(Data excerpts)
##########
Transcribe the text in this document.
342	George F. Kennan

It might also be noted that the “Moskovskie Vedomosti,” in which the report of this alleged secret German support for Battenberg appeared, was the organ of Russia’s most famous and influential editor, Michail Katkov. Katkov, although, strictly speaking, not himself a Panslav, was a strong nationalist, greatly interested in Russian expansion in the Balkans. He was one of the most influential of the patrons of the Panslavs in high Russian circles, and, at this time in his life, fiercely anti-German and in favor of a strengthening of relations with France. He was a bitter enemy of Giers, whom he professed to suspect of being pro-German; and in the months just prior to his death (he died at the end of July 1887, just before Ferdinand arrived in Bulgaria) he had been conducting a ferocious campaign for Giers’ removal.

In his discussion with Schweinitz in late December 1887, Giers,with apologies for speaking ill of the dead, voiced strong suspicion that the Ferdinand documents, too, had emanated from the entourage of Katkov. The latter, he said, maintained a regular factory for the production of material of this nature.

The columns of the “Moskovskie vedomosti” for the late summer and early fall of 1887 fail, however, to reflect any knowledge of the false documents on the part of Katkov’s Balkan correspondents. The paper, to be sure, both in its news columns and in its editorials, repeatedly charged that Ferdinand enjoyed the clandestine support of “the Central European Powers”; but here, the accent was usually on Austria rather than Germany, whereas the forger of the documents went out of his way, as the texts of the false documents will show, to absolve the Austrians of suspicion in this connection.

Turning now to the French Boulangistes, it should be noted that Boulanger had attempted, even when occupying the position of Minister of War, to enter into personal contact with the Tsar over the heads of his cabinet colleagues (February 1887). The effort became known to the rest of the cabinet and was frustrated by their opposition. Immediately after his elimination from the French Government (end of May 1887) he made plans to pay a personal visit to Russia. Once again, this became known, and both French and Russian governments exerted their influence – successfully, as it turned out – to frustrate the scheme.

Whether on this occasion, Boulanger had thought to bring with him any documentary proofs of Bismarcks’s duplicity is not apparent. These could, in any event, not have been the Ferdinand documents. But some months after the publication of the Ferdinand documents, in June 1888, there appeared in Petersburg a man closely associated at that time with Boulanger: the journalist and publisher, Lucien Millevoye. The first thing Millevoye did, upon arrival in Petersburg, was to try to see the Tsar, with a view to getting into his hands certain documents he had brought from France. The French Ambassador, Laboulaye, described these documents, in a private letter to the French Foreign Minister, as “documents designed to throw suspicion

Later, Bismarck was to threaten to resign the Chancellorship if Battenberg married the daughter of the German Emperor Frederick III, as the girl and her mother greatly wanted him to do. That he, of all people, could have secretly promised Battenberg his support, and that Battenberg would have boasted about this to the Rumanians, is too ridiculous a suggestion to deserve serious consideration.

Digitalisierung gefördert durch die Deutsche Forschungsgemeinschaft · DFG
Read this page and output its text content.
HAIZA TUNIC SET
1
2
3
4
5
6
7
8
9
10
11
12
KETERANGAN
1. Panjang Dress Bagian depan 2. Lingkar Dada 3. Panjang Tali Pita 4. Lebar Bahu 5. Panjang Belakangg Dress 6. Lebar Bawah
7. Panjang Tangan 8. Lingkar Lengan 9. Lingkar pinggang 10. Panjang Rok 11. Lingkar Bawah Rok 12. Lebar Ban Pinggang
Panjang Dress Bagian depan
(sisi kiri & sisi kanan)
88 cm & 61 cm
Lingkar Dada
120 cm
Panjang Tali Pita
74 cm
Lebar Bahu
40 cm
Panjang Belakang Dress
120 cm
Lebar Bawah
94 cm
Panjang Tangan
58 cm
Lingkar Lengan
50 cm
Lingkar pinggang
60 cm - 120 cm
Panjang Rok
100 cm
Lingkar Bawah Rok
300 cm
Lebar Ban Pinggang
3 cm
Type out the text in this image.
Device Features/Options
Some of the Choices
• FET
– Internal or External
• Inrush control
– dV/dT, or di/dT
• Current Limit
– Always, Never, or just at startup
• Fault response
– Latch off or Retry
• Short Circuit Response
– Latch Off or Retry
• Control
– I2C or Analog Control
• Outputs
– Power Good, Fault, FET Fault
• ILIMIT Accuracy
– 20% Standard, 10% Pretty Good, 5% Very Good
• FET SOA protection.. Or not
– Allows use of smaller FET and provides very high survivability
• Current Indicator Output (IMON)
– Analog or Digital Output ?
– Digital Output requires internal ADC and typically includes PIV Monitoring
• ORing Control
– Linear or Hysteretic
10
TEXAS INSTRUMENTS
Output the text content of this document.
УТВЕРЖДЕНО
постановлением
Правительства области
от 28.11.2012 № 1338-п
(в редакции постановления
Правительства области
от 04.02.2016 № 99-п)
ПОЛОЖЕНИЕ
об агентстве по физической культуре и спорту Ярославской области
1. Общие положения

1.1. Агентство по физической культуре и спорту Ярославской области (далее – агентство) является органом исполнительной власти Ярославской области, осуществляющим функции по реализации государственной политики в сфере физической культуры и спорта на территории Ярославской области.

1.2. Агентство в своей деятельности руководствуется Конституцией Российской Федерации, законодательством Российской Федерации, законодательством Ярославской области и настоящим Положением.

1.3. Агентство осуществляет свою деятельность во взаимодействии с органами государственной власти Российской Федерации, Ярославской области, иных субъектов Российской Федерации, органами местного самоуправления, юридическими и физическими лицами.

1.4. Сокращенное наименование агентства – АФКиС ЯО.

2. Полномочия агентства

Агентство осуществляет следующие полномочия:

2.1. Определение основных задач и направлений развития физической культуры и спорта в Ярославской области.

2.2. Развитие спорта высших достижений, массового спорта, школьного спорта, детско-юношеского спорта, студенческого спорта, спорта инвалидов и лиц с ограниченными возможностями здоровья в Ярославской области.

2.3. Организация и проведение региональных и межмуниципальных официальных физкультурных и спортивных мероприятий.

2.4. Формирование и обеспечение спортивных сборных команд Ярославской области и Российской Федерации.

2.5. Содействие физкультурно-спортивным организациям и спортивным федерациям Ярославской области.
##########
*Problem requirements:*
Look through the entries above; copy each line where the string "Pita" appears.

*Complete response:*
1. Panjang Dress Bagian depan 2. Lingkar Dada 3. Panjang Tali Pita 4. Lebar Bahu 5. Panjang Belakangg Dress 6. Lebar Bawah
Panjang Tali Pita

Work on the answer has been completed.